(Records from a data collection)
□ □ □ □ □
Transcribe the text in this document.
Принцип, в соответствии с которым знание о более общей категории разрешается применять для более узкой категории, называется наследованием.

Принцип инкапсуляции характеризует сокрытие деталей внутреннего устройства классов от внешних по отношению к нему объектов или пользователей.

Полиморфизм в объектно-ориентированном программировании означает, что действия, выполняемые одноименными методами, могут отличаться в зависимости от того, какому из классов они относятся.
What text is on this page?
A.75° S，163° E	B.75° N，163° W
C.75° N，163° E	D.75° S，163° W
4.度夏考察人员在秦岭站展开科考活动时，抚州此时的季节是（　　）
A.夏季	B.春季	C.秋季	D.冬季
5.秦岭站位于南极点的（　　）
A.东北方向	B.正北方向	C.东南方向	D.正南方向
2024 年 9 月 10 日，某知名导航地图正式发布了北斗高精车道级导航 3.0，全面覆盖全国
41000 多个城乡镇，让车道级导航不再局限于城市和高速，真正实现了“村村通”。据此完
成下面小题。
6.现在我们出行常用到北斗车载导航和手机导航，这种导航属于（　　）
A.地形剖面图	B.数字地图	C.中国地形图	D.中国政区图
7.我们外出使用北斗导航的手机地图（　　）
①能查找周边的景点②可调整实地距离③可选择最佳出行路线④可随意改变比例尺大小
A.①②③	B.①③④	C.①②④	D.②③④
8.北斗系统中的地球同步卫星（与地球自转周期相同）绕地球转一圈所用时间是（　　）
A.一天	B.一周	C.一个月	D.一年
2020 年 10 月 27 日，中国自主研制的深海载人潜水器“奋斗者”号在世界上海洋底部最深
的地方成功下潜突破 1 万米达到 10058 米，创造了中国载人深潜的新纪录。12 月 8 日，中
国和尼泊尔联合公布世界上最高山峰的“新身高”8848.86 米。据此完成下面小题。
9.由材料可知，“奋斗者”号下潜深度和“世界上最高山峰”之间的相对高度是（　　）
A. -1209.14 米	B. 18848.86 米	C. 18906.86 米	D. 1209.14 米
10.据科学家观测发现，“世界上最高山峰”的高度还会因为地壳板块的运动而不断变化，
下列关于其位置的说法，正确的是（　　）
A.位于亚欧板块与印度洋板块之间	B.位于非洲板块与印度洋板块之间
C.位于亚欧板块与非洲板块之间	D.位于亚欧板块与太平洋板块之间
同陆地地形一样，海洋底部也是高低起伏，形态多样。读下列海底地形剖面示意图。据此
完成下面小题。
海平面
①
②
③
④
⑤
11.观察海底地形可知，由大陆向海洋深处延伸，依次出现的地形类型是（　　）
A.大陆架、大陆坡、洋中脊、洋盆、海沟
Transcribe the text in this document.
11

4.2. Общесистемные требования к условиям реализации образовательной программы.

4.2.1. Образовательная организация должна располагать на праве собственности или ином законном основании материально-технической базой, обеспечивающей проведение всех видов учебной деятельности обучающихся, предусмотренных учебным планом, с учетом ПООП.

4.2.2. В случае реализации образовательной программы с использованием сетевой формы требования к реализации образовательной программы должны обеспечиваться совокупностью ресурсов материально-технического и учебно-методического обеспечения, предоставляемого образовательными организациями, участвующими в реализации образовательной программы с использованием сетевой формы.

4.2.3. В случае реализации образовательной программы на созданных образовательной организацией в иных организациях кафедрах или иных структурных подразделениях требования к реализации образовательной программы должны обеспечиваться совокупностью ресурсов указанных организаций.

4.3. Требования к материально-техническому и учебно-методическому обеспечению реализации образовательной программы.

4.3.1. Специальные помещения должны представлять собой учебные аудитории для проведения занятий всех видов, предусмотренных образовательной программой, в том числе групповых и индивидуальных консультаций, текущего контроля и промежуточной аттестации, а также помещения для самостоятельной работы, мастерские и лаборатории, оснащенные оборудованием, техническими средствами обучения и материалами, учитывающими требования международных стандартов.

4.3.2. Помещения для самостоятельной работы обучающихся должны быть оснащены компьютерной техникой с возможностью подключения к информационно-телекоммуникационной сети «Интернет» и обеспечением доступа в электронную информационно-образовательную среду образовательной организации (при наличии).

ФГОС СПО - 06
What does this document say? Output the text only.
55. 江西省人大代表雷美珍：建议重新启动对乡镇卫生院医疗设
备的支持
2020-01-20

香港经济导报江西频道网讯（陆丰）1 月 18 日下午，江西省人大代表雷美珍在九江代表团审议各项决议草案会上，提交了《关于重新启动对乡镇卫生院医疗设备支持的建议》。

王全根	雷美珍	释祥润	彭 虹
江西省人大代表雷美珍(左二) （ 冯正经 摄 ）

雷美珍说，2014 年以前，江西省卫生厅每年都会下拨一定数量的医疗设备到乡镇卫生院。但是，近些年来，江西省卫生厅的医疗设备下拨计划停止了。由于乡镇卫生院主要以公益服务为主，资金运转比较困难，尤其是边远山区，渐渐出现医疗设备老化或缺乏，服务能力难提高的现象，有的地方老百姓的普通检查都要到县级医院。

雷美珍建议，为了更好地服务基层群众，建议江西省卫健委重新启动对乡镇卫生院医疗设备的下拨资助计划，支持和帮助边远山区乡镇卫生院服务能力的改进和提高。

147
□ □ □ □ □
Brief –
Give back the whole listing exactly as it reads.

Output below –
Transcribe the text in this document.
Принцип, в соответствии с которым знание о более общей категории разрешается применять для более узкой категории, называется наследованием.

Принцип инкапсуляции характеризует сокрытие деталей внутреннего устройства классов от внешних по отношению к нему объектов или пользователей.

Полиморфизм в объектно-ориентированном программировании означает, что действия, выполняемые одноименными методами, могут отличаться в зависимости от того, какому из классов они относятся.
What text is on this page?
A.75° S，163° E	B.75° N，163° W
C.75° N，163° E	D.75° S，163° W
4.度夏考察人员在秦岭站展开科考活动时，抚州此时的季节是（　　）
A.夏季	B.春季	C.秋季	D.冬季
5.秦岭站位于南极点的（　　）
A.东北方向	B.正北方向	C.东南方向	D.正南方向
2024 年 9 月 10 日，某知名导航地图正式发布了北斗高精车道级导航 3.0，全面覆盖全国
41000 多个城乡镇，让车道级导航不再局限于城市和高速，真正实现了“村村通”。据此完
成下面小题。
6.现在我们出行常用到北斗车载导航和手机导航，这种导航属于（　　）
A.地形剖面图	B.数字地图	C.中国地形图	D.中国政区图
7.我们外出使用北斗导航的手机地图（　　）
①能查找周边的景点②可调整实地距离③可选择最佳出行路线④可随意改变比例尺大小
A.①②③	B.①③④	C.①②④	D.②③④
8.北斗系统中的地球同步卫星（与地球自转周期相同）绕地球转一圈所用时间是（　　）
A.一天	B.一周	C.一个月	D.一年
2020 年 10 月 27 日，中国自主研制的深海载人潜水器“奋斗者”号在世界上海洋底部最深
的地方成功下潜突破 1 万米达到 10058 米，创造了中国载人深潜的新纪录。12 月 8 日，中
国和尼泊尔联合公布世界上最高山峰的“新身高”8848.86 米。据此完成下面小题。
9.由材料可知，“奋斗者”号下潜深度和“世界上最高山峰”之间的相对高度是（　　）
A. -1209.14 米	B. 18848.86 米	C. 18906.86 米	D. 1209.14 米
10.据科学家观测发现，“世界上最高山峰”的高度还会因为地壳板块的运动而不断变化，
下列关于其位置的说法，正确的是（　　）
A.位于亚欧板块与印度洋板块之间	B.位于非洲板块与印度洋板块之间
C.位于亚欧板块与非洲板块之间	D.位于亚欧板块与太平洋板块之间
同陆地地形一样，海洋底部也是高低起伏，形态多样。读下列海底地形剖面示意图。据此
完成下面小题。
海平面
①
②
③
④
⑤
11.观察海底地形可知，由大陆向海洋深处延伸，依次出现的地形类型是（　　）
A.大陆架、大陆坡、洋中脊、洋盆、海沟
Transcribe the text in this document.
11

4.2. Общесистемные требования к условиям реализации образовательной программы.

4.2.1. Образовательная организация должна располагать на праве собственности или ином законном основании материально-технической базой, обеспечивающей проведение всех видов учебной деятельности обучающихся, предусмотренных учебным планом, с учетом ПООП.

4.2.2. В случае реализации образовательной программы с использованием сетевой формы требования к реализации образовательной программы должны обеспечиваться совокупностью ресурсов материально-технического и учебно-методического обеспечения, предоставляемого образовательными организациями, участвующими в реализации образовательной программы с использованием сетевой формы.

4.2.3. В случае реализации образовательной программы на созданных образовательной организацией в иных организациях кафедрах или иных структурных подразделениях требования к реализации образовательной программы должны обеспечиваться совокупностью ресурсов указанных организаций.

4.3. Требования к материально-техническому и учебно-методическому обеспечению реализации образовательной программы.

4.3.1. Специальные помещения должны представлять собой учебные аудитории для проведения занятий всех видов, предусмотренных образовательной программой, в том числе групповых и индивидуальных консультаций, текущего контроля и промежуточной аттестации, а также помещения для самостоятельной работы, мастерские и лаборатории, оснащенные оборудованием, техническими средствами обучения и материалами, учитывающими требования международных стандартов.

4.3.2. Помещения для самостоятельной работы обучающихся должны быть оснащены компьютерной техникой с возможностью подключения к информационно-телекоммуникационной сети «Интернет» и обеспечением доступа в электронную информационно-образовательную среду образовательной организации (при наличии).

ФГОС СПО - 06
What does this document say? Output the text only.
55. 江西省人大代表雷美珍：建议重新启动对乡镇卫生院医疗设
备的支持
2020-01-20

香港经济导报江西频道网讯（陆丰）1 月 18 日下午，江西省人大代表雷美珍在九江代表团审议各项决议草案会上，提交了《关于重新启动对乡镇卫生院医疗设备支持的建议》。

王全根	雷美珍	释祥润	彭 虹
江西省人大代表雷美珍(左二) （ 冯正经 摄 ）

雷美珍说，2014 年以前，江西省卫生厅每年都会下拨一定数量的医疗设备到乡镇卫生院。但是，近些年来，江西省卫生厅的医疗设备下拨计划停止了。由于乡镇卫生院主要以公益服务为主，资金运转比较困难，尤其是边远山区，渐渐出现医疗设备老化或缺乏，服务能力难提高的现象，有的地方老百姓的普通检查都要到县级医院。

雷美珍建议，为了更好地服务基层群众，建议江西省卫健委重新启动对乡镇卫生院医疗设备的下拨资助计划，支持和帮助边远山区乡镇卫生院服务能力的改进和提高。

147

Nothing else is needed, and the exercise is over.